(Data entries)
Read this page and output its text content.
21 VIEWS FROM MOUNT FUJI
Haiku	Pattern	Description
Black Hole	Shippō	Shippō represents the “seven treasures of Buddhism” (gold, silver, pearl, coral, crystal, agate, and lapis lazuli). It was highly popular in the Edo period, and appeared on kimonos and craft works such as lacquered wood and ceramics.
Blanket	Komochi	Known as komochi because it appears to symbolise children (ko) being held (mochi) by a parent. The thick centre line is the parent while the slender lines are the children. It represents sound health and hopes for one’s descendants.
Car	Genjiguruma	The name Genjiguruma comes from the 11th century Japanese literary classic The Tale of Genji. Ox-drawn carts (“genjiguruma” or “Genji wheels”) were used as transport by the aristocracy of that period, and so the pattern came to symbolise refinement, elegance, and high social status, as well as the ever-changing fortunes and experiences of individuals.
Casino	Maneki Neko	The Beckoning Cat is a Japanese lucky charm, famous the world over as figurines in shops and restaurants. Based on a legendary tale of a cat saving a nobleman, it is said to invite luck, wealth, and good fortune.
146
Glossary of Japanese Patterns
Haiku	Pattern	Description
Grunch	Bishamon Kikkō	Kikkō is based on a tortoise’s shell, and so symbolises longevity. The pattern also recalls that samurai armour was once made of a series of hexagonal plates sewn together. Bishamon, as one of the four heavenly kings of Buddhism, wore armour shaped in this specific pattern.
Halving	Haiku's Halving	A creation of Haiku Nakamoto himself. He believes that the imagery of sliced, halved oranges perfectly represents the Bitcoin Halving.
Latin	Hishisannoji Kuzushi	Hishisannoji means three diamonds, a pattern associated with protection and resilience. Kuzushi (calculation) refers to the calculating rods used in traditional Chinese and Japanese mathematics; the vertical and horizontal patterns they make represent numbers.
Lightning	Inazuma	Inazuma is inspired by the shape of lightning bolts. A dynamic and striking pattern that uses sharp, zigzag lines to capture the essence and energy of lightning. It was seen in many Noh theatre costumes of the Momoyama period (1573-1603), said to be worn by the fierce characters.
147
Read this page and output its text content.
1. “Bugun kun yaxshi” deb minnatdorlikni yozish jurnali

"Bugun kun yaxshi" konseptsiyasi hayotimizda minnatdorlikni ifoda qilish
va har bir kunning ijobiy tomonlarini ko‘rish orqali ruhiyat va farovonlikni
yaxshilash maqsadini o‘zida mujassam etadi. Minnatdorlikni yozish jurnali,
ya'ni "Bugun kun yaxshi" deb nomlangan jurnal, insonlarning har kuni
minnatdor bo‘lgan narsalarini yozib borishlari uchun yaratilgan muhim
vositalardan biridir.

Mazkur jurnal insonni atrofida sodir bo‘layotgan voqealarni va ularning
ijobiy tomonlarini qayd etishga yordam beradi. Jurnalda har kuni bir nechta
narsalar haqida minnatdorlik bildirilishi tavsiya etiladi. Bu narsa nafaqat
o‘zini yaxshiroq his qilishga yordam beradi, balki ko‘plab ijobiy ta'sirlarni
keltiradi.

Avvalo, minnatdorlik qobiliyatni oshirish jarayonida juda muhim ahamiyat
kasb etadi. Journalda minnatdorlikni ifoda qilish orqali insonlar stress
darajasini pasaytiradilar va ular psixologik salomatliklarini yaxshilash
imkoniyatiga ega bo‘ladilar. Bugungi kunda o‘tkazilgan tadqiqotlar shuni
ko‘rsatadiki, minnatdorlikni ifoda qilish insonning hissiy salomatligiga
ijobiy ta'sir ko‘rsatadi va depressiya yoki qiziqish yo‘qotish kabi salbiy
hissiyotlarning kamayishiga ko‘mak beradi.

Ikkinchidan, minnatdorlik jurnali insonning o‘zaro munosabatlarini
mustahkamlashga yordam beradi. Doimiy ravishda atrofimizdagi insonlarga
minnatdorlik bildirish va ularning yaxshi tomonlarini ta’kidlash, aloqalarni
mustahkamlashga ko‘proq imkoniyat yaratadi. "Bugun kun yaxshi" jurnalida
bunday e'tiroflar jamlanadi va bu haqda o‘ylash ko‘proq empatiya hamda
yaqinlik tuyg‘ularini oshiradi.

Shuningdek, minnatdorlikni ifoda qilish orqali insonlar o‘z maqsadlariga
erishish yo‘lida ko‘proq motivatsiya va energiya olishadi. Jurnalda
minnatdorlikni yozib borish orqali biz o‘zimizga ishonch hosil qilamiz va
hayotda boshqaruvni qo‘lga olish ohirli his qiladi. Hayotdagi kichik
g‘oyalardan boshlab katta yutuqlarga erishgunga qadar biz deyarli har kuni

WHAT IS EXPECTED.
Recopy the entries above exactly, with every line included.

EXERCISE SOLUTION.
Read this page and output its text content.
21 VIEWS FROM MOUNT FUJI
Haiku	Pattern	Description
Black Hole	Shippō	Shippō represents the “seven treasures of Buddhism” (gold, silver, pearl, coral, crystal, agate, and lapis lazuli). It was highly popular in the Edo period, and appeared on kimonos and craft works such as lacquered wood and ceramics.
Blanket	Komochi	Known as komochi because it appears to symbolise children (ko) being held (mochi) by a parent. The thick centre line is the parent while the slender lines are the children. It represents sound health and hopes for one’s descendants.
Car	Genjiguruma	The name Genjiguruma comes from the 11th century Japanese literary classic The Tale of Genji. Ox-drawn carts (“genjiguruma” or “Genji wheels”) were used as transport by the aristocracy of that period, and so the pattern came to symbolise refinement, elegance, and high social status, as well as the ever-changing fortunes and experiences of individuals.
Casino	Maneki Neko	The Beckoning Cat is a Japanese lucky charm, famous the world over as figurines in shops and restaurants. Based on a legendary tale of a cat saving a nobleman, it is said to invite luck, wealth, and good fortune.
146
Glossary of Japanese Patterns
Haiku	Pattern	Description
Grunch	Bishamon Kikkō	Kikkō is based on a tortoise’s shell, and so symbolises longevity. The pattern also recalls that samurai armour was once made of a series of hexagonal plates sewn together. Bishamon, as one of the four heavenly kings of Buddhism, wore armour shaped in this specific pattern.
Halving	Haiku's Halving	A creation of Haiku Nakamoto himself. He believes that the imagery of sliced, halved oranges perfectly represents the Bitcoin Halving.
Latin	Hishisannoji Kuzushi	Hishisannoji means three diamonds, a pattern associated with protection and resilience. Kuzushi (calculation) refers to the calculating rods used in traditional Chinese and Japanese mathematics; the vertical and horizontal patterns they make represent numbers.
Lightning	Inazuma	Inazuma is inspired by the shape of lightning bolts. A dynamic and striking pattern that uses sharp, zigzag lines to capture the essence and energy of lightning. It was seen in many Noh theatre costumes of the Momoyama period (1573-1603), said to be worn by the fierce characters.
147
Read this page and output its text content.
1. “Bugun kun yaxshi” deb minnatdorlikni yozish jurnali

"Bugun kun yaxshi" konseptsiyasi hayotimizda minnatdorlikni ifoda qilish
va har bir kunning ijobiy tomonlarini ko‘rish orqali ruhiyat va farovonlikni
yaxshilash maqsadini o‘zida mujassam etadi. Minnatdorlikni yozish jurnali,
ya'ni "Bugun kun yaxshi" deb nomlangan jurnal, insonlarning har kuni
minnatdor bo‘lgan narsalarini yozib borishlari uchun yaratilgan muhim
vositalardan biridir.

Mazkur jurnal insonni atrofida sodir bo‘layotgan voqealarni va ularning
ijobiy tomonlarini qayd etishga yordam beradi. Jurnalda har kuni bir nechta
narsalar haqida minnatdorlik bildirilishi tavsiya etiladi. Bu narsa nafaqat
o‘zini yaxshiroq his qilishga yordam beradi, balki ko‘plab ijobiy ta'sirlarni
keltiradi.

Avvalo, minnatdorlik qobiliyatni oshirish jarayonida juda muhim ahamiyat
kasb etadi. Journalda minnatdorlikni ifoda qilish orqali insonlar stress
darajasini pasaytiradilar va ular psixologik salomatliklarini yaxshilash
imkoniyatiga ega bo‘ladilar. Bugungi kunda o‘tkazilgan tadqiqotlar shuni
ko‘rsatadiki, minnatdorlikni ifoda qilish insonning hissiy salomatligiga
ijobiy ta'sir ko‘rsatadi va depressiya yoki qiziqish yo‘qotish kabi salbiy
hissiyotlarning kamayishiga ko‘mak beradi.

Ikkinchidan, minnatdorlik jurnali insonning o‘zaro munosabatlarini
mustahkamlashga yordam beradi. Doimiy ravishda atrofimizdagi insonlarga
minnatdorlik bildirish va ularning yaxshi tomonlarini ta’kidlash, aloqalarni
mustahkamlashga ko‘proq imkoniyat yaratadi. "Bugun kun yaxshi" jurnalida
bunday e'tiroflar jamlanadi va bu haqda o‘ylash ko‘proq empatiya hamda
yaqinlik tuyg‘ularini oshiradi.

Shuningdek, minnatdorlikni ifoda qilish orqali insonlar o‘z maqsadlariga
erishish yo‘lida ko‘proq motivatsiya va energiya olishadi. Jurnalda
minnatdorlikni yozib borish orqali biz o‘zimizga ishonch hosil qilamiz va
hayotda boshqaruvni qo‘lga olish ohirli his qiladi. Hayotdagi kichik
g‘oyalardan boshlab katta yutuqlarga erishgunga qadar biz deyarli har kuni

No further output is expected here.